* **Directive**: "JSON" appears in how many lines of the entries? State only the number.

* **Material provided**:
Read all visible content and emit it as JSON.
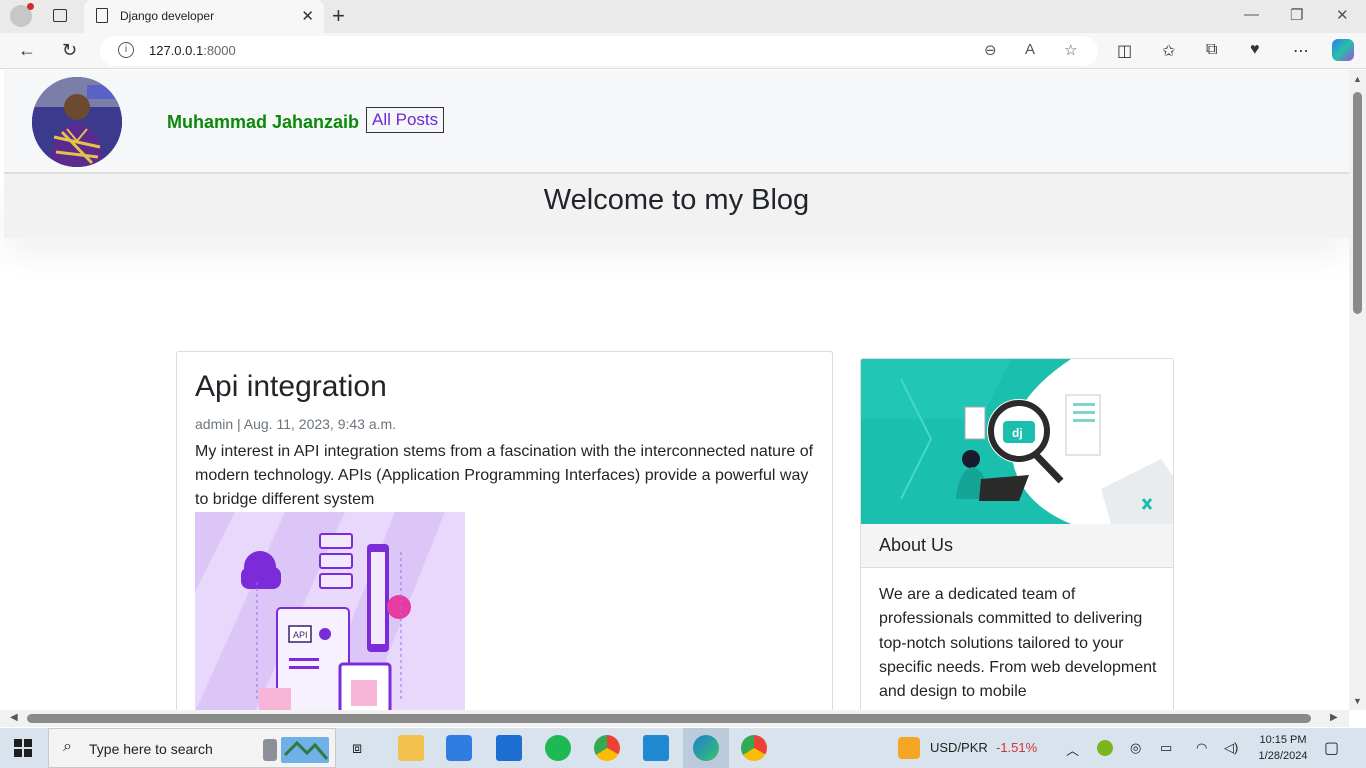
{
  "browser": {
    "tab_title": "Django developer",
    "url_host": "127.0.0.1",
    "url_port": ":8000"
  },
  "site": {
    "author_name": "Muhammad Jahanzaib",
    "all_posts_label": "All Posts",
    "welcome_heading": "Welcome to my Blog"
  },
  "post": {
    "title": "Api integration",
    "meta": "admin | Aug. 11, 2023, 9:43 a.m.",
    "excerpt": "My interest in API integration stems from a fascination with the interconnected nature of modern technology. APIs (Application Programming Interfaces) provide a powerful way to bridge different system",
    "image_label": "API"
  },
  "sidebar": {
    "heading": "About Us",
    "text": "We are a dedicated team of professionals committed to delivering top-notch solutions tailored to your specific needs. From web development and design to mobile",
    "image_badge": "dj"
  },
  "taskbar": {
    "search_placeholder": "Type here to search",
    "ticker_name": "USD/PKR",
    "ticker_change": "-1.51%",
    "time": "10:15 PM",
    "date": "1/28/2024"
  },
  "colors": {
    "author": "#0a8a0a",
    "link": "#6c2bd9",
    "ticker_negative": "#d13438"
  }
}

...

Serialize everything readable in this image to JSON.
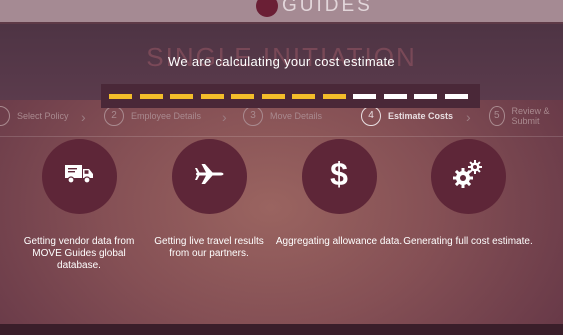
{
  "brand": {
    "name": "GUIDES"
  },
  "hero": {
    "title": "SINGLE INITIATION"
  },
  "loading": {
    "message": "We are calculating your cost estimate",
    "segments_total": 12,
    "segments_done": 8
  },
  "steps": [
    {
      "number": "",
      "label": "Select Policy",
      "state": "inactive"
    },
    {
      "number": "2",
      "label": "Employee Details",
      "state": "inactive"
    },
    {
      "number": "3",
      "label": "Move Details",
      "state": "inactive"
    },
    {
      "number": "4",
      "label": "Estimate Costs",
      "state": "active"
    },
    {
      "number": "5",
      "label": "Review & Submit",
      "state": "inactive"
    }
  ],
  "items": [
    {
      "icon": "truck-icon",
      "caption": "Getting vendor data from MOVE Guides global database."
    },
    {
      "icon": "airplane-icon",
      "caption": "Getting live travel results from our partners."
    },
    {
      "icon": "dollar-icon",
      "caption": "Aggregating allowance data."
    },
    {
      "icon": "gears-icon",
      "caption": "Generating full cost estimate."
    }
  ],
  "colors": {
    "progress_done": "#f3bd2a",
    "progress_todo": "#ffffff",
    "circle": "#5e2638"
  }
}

==

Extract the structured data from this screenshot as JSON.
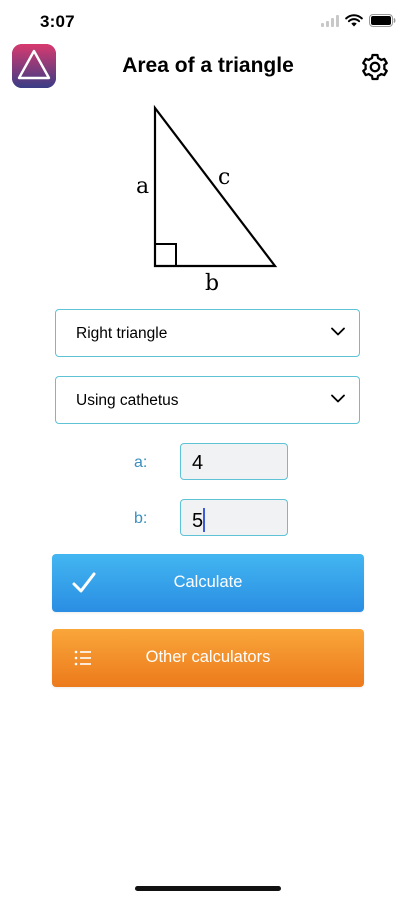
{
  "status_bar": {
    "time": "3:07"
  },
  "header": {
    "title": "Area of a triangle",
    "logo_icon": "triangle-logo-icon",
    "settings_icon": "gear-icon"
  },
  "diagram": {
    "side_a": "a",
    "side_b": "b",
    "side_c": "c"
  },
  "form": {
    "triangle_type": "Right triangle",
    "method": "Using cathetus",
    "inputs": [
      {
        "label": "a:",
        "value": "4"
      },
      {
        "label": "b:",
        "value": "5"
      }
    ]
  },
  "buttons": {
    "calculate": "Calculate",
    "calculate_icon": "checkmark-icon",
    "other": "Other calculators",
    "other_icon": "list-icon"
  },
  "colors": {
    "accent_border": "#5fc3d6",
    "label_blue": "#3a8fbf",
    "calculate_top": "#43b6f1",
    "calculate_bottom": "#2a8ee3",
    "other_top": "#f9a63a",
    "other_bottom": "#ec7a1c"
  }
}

* **Response for this exercise**: 3